[[ Document excerpt open ]]

- Born: c. 1877 Markethill, County Armagh, Ireland
- Died: 18 September 1943 (aged 65–66) Cremore Park, Dublin

= Alexander Strain =

Irish builder and property developer

Alexander Strain (c. 1877 – 18 September 1943) was an Irish builder and property developer in Dublin in the early twentieth century.

==Early life and family==
Alexander Strain was born around 1877 in Markethill, County Armagh. His parents were builder Robert Douglas and Margaret Strain (née McFadden). He was their eldest son. Strain moved to Dublin in 1893, where he was employed at a timber dealership in Rathmines. He married Kathleen Parr in 1898, who was from Dublin. They had 4 daughters, Madge, Belinda, Caroline, and May. He was a Presbyterian, and an active member of the church in Dublin. He served as the chair of the board of governors of Drumcondra Hospital, supported the Marrowbone Lane fund, and was a governor of the Adelaide Hospital. Strain died suddenly at home in Cremore Park on 18 September 1943.

One of Strain's daughters married George Linzell, who also built many houses in Dublin from the late 1920s.

==Career==
Soon after his moved to Dublin, Strain noticed the potential to build houses on the northern outskirts of Dublin. He borrowed capital to buy 10 acres in 1896 in the areas known as Daneswell and Cross Guns. He started construction on Iona Road, Drumcondra in 1904, building to a high quality with spacious homes that were in stark contrast to the existing local housing stock. He built houses on streets including Iona Road, Iona Drive, Lindsay Road, and Lindsay Crescent from 1904 to 1914. He and his family would live in the houses he built, leading to them moving at least 16 times around the Drumcondra and Glasnevin area. The housing market went into decline during World War I, and during the Easter Rising a number of the properties Strain owned on Lower Sackville Street appear to have been damaged. He began to build again from the mid-1920s, at locations including Hollybank Road, Cliftonville Road, and the Cremore estate. Cremore was named for the townland in County Armagh that his father was from. With his family, Strain settled in Cremore Park in 1930, where he built a number of houses for his family. The name 'Cremore' was taken from a Presbyterian Congregation near Poyntzpass in County Armagh, attended by a number of his relations, as the townland name in which the Meeting House is situated uses the alternative anglicisation of the Irish Croí Mór, 'Crewmore'.

Strain developed a reputation for his customised houses with special features, and the high standards he maintained in the inter-war years when funds and materials were in short supply. He was also lauded for his honest business practices. While his houses were uniform from the outside, and were similar in style to others built elsewhere in the city, the interiors and some decorative exterior features were modified to the clients requirements. These customisations included glazed exterior bricks, different sill and lintel profiles, varying iron railing designs, and unique stained glass window panels in the doors. In response to changing economic and social trends in the 1920s he adapted his designs, reducing the space for servants and accommodating private cars.

His houses were marketed very successfully as "Strain-built", and this has since been co-opted by estate agents as a descriptor for any high-quality home of the era in Drumcondra and Glasnevin. Roughly half of the houses on Iona Road and Lindsay Road can be definitely attributed to Strain, such as 34, 66, 68, and 76 Iona Road and 24 Cremore Park. He owned a large property portfolio, with some areas such as Tyrconnell Road and Jamestown Road, Inchicore which were developed in the 1930s. Given the lower quality of these buildings, it is unlikely he was involved in their construction. Strain was an advocate for modern town planning, and was the first chairman of the Dublin and District Housebuilders' Association after its establishment in 1932.

[[ Document excerpt closed ]]

> [Problems and tasks]
[a] Translate this sentence from the Alexander Strain article into Spanish: "Strain moved to Dublin in 1893, where he was employed at a timber dealership in Rathmines."
[b] From the Alexander Strain article, output verbatim the passage that begins with the words "- Born: c. 1877" and stops after the words "early twentieth century.".

[[ Study material open ]]

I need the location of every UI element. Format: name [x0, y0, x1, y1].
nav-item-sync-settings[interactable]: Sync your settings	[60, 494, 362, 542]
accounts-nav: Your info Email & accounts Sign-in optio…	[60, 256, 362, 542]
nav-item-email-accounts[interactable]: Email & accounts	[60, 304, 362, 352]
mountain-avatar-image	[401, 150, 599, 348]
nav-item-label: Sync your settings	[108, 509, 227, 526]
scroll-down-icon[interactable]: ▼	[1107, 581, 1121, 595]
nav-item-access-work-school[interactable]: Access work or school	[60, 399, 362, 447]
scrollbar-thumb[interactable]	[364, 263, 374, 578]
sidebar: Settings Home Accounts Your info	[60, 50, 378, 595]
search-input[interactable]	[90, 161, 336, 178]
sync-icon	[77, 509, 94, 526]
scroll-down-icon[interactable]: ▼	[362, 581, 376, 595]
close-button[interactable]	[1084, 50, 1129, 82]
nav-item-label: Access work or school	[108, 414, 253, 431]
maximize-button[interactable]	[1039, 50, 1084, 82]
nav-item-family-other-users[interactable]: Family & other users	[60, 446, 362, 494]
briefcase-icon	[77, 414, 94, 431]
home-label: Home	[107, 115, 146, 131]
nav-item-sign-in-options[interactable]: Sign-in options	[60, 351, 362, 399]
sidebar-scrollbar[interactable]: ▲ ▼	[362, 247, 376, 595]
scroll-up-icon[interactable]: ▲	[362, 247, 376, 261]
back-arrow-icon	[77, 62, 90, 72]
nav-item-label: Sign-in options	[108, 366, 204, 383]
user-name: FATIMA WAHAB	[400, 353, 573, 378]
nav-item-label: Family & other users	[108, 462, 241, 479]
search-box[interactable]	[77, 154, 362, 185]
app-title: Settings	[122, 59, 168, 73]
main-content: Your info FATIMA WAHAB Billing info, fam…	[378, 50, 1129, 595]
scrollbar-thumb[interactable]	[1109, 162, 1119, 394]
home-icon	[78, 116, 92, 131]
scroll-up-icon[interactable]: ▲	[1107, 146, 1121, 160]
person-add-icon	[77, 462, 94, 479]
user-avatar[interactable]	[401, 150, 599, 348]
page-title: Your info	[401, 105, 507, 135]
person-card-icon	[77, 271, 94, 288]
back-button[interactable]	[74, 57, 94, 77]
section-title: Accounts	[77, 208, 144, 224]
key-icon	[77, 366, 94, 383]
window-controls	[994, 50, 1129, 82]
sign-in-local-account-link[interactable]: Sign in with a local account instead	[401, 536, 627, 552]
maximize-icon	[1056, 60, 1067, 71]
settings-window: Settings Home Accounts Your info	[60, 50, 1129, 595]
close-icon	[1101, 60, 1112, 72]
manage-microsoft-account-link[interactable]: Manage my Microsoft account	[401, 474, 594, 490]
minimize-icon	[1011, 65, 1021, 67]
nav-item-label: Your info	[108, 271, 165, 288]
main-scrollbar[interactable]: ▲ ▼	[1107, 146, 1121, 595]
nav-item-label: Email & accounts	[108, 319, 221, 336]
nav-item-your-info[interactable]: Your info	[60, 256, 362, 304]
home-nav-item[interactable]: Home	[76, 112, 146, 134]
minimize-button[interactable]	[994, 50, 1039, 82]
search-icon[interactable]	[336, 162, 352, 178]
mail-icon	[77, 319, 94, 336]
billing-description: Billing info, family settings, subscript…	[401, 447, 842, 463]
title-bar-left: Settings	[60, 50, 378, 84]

[[ Study material closed ]]

> [Your written answers]
[a] Strain se mudó a Dublín en 1893, donde trabajó en un comercio de maderas en Rathmines.

[b]
- Born: c. 1877 Markethill, County Armagh, Ireland
- Died: 18 September 1943 (aged 65–66) Cremore Park, Dublin

= Alexander Strain =

Irish builder and property developer

Alexander Strain (c. 1877 – 18 September 1943) was an Irish builder and property developer in Dublin in the early twentieth century.